WRITTEN INSTRUCTION:
Will you write out the data exactly, excluding every picture?

Stored entries
'''

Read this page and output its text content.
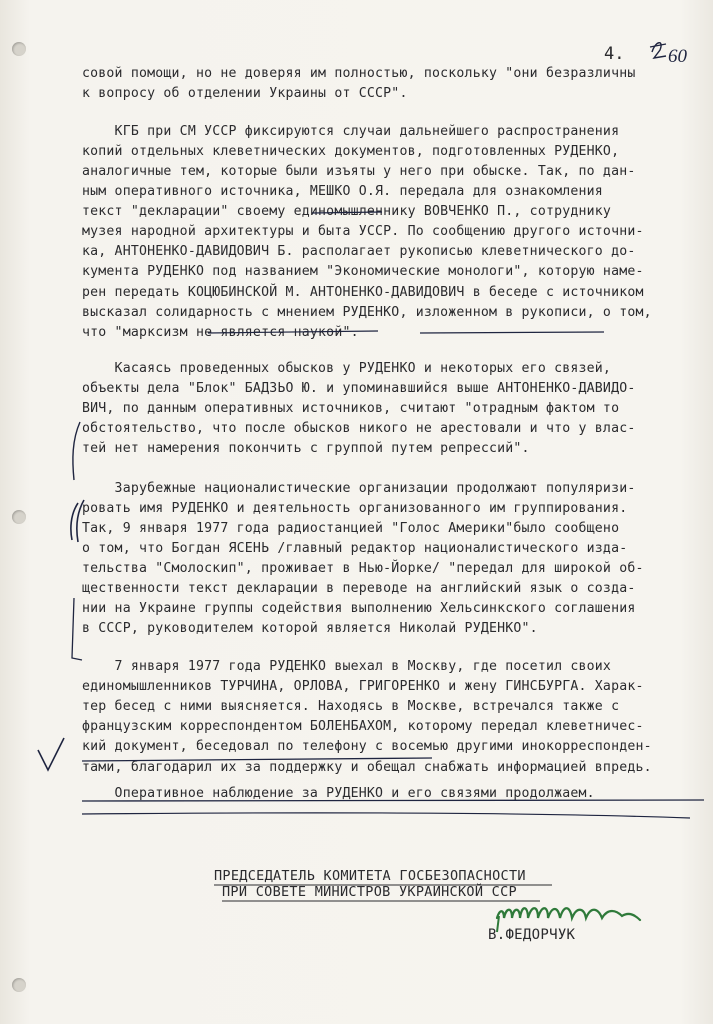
4. 60
совой помощи, но не доверяя им полностью, поскольку "они безразличны
к вопросу об отделении Украины от СССР".
КГБ при СМ УССР фиксируются случаи дальнейшего распространения
копий отдельных клеветнических документов, подготовленных РУДЕНКО,
аналогичные тем, которые были изъяты у него при обыске. Так, по дан-
ным оперативного источника, МЕШКО О.Я. передала для ознакомления
текст "декларации" своему единомышленнику ВОВЧЕНКО П., сотруднику
музея народной архитектуры и быта УССР. По сообщению другого источни-
ка, АНТОНЕНКО-ДАВИДОВИЧ Б. располагает рукописью клеветнического до-
кумента РУДЕНКО под названием "Экономические монологи", которую наме-
рен передать КОЦЮБИНСКОЙ М. АНТОНЕНКО-ДАВИДОВИЧ в беседе с источником
высказал солидарность с мнением РУДЕНКО, изложенном в рукописи, о том,
что "марксизм не является наукой".
Касаясь проведенных обысков у РУДЕНКО и некоторых его связей,
объекты дела "Блок" БАДЗЬО Ю. и упоминавшийся выше АНТОНЕНКО-ДАВИДО-
ВИЧ, по данным оперативных источников, считают "отрадным фактом то
обстоятельство, что после обысков никого не арестовали и что у влас-
тей нет намерения покончить с группой путем репрессий".
Зарубежные националистические организации продолжают популяризи-
ровать имя РУДЕНКО и деятельность организованного им группирования.
Так, 9 января 1977 года радиостанцией "Голос Америки"было сообщено
о том, что Богдан ЯСЕНЬ /главный редактор националистического изда-
тельства "Смолоскип", проживает в Нью-Йорке/ "передал для широкой об-
щественности текст декларации в переводе на английский язык о созда-
нии на Украине группы содействия выполнению Хельсинкского соглашения
в СССР, руководителем которой является Николай РУДЕНКО".
7 января 1977 года РУДЕНКО выехал в Москву, где посетил своих
единомышленников ТУРЧИНА, ОРЛОВА, ГРИГОРЕНКО и жену ГИНСБУРГА. Харак-
тер бесед с ними выясняется. Находясь в Москве, встречался также с
французским корреспондентом БОЛЕНБАХОМ, которому передал клеветничес-
кий документ, беседовал по телефону с восемью другими инокорреспонден-
тами, благодарил их за поддержку и обещал снабжать информацией впредь.
Оперативное наблюдение за РУДЕНКО и его связями продолжаем.
ПРЕДСЕДАТЕЛЬ КОМИТЕТА ГОСБЕЗОПАСНОСТИ
ПРИ СОВЕТЕ МИНИСТРОВ УКРАИНСКОЙ ССР
В.ФЕДОРЧУК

'''

WRITTEN ANSWER:
Read this page and output its text content.
4. 60
совой помощи, но не доверяя им полностью, поскольку "они безразличны
к вопросу об отделении Украины от СССР".
КГБ при СМ УССР фиксируются случаи дальнейшего распространения
копий отдельных клеветнических документов, подготовленных РУДЕНКО,
аналогичные тем, которые были изъяты у него при обыске. Так, по дан-
ным оперативного источника, МЕШКО О.Я. передала для ознакомления
текст "декларации" своему единомышленнику ВОВЧЕНКО П., сотруднику
музея народной архитектуры и быта УССР. По сообщению другого источни-
ка, АНТОНЕНКО-ДАВИДОВИЧ Б. располагает рукописью клеветнического до-
кумента РУДЕНКО под названием "Экономические монологи", которую наме-
рен передать КОЦЮБИНСКОЙ М. АНТОНЕНКО-ДАВИДОВИЧ в беседе с источником
высказал солидарность с мнением РУДЕНКО, изложенном в рукописи, о том,
что "марксизм не является наукой".
Касаясь проведенных обысков у РУДЕНКО и некоторых его связей,
объекты дела "Блок" БАДЗЬО Ю. и упоминавшийся выше АНТОНЕНКО-ДАВИДО-
ВИЧ, по данным оперативных источников, считают "отрадным фактом то
обстоятельство, что после обысков никого не арестовали и что у влас-
тей нет намерения покончить с группой путем репрессий".
Зарубежные националистические организации продолжают популяризи-
ровать имя РУДЕНКО и деятельность организованного им группирования.
Так, 9 января 1977 года радиостанцией "Голос Америки"было сообщено
о том, что Богдан ЯСЕНЬ /главный редактор националистического изда-
тельства "Смолоскип", проживает в Нью-Йорке/ "передал для широкой об-
щественности текст декларации в переводе на английский язык о созда-
нии на Украине группы содействия выполнению Хельсинкского соглашения
в СССР, руководителем которой является Николай РУДЕНКО".
7 января 1977 года РУДЕНКО выехал в Москву, где посетил своих
единомышленников ТУРЧИНА, ОРЛОВА, ГРИГОРЕНКО и жену ГИНСБУРГА. Харак-
тер бесед с ними выясняется. Находясь в Москве, встречался также с
французским корреспондентом БОЛЕНБАХОМ, которому передал клеветничес-
кий документ, беседовал по телефону с восемью другими инокорреспонден-
тами, благодарил их за поддержку и обещал снабжать информацией впредь.
Оперативное наблюдение за РУДЕНКО и его связями продолжаем.
ПРЕДСЕДАТЕЛЬ КОМИТЕТА ГОСБЕЗОПАСНОСТИ
ПРИ СОВЕТЕ МИНИСТРОВ УКРАИНСКОЙ ССР
В.ФЕДОРЧУК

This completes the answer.